__JOB__.
Copy out each line exactly as it appears.

-- Start MATERIAL FOR THIS TASK --

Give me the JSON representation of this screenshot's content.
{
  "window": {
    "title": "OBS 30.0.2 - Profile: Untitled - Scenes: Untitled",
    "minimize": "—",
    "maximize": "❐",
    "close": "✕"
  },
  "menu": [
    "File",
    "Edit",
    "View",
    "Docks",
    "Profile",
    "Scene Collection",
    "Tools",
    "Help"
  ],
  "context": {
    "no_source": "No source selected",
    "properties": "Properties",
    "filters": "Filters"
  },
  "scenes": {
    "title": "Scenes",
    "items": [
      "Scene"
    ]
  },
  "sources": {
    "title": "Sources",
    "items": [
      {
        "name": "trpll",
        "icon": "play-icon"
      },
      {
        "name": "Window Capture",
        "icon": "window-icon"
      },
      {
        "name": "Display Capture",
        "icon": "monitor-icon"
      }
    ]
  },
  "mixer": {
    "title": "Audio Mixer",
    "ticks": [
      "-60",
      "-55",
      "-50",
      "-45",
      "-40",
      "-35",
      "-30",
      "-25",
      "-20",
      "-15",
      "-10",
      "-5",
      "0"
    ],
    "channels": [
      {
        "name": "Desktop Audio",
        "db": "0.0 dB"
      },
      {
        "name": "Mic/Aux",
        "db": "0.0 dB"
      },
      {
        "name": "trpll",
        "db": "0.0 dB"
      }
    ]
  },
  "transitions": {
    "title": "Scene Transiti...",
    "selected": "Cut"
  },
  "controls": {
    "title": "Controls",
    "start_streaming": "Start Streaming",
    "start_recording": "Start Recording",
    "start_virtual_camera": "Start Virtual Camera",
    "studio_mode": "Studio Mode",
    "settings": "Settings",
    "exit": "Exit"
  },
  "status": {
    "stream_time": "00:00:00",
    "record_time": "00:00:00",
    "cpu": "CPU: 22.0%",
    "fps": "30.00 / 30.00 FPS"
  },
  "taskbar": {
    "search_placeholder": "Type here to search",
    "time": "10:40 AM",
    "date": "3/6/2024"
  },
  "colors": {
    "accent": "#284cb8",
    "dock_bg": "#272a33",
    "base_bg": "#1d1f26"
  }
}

-- End MATERIAL FOR THIS TASK --

__CORRECT OUTPUT__.
Give me the JSON representation of this screenshot's content.
{
  "window": {
    "title": "OBS 30.0.2 - Profile: Untitled - Scenes: Untitled",
    "minimize": "—",
    "maximize": "❐",
    "close": "✕"
  },
  "menu": [
    "File",
    "Edit",
    "View",
    "Docks",
    "Profile",
    "Scene Collection",
    "Tools",
    "Help"
  ],
  "context": {
    "no_source": "No source selected",
    "properties": "Properties",
    "filters": "Filters"
  },
  "scenes": {
    "title": "Scenes",
    "items": [
      "Scene"
    ]
  },
  "sources": {
    "title": "Sources",
    "items": [
      {
        "name": "trpll",
        "icon": "play-icon"
      },
      {
        "name": "Window Capture",
        "icon": "window-icon"
      },
      {
        "name": "Display Capture",
        "icon": "monitor-icon"
      }
    ]
  },
  "mixer": {
    "title": "Audio Mixer",
    "ticks": [
      "-60",
      "-55",
      "-50",
      "-45",
      "-40",
      "-35",
      "-30",
      "-25",
      "-20",
      "-15",
      "-10",
      "-5",
      "0"
    ],
    "channels": [
      {
        "name": "Desktop Audio",
        "db": "0.0 dB"
      },
      {
        "name": "Mic/Aux",
        "db": "0.0 dB"
      },
      {
        "name": "trpll",
        "db": "0.0 dB"
      }
    ]
  },
  "transitions": {
    "title": "Scene Transiti...",
    "selected": "Cut"
  },
  "controls": {
    "title": "Controls",
    "start_streaming": "Start Streaming",
    "start_recording": "Start Recording",
    "start_virtual_camera": "Start Virtual Camera",
    "studio_mode": "Studio Mode",
    "settings": "Settings",
    "exit": "Exit"
  },
  "status": {
    "stream_time": "00:00:00",
    "record_time": "00:00:00",
    "cpu": "CPU: 22.0%",
    "fps": "30.00 / 30.00 FPS"
  },
  "taskbar": {
    "search_placeholder": "Type here to search",
    "time": "10:40 AM",
    "date": "3/6/2024"
  },
  "colors": {
    "accent": "#284cb8",
    "dock_bg": "#272a33",
    "base_bg": "#1d1f26"
  }
}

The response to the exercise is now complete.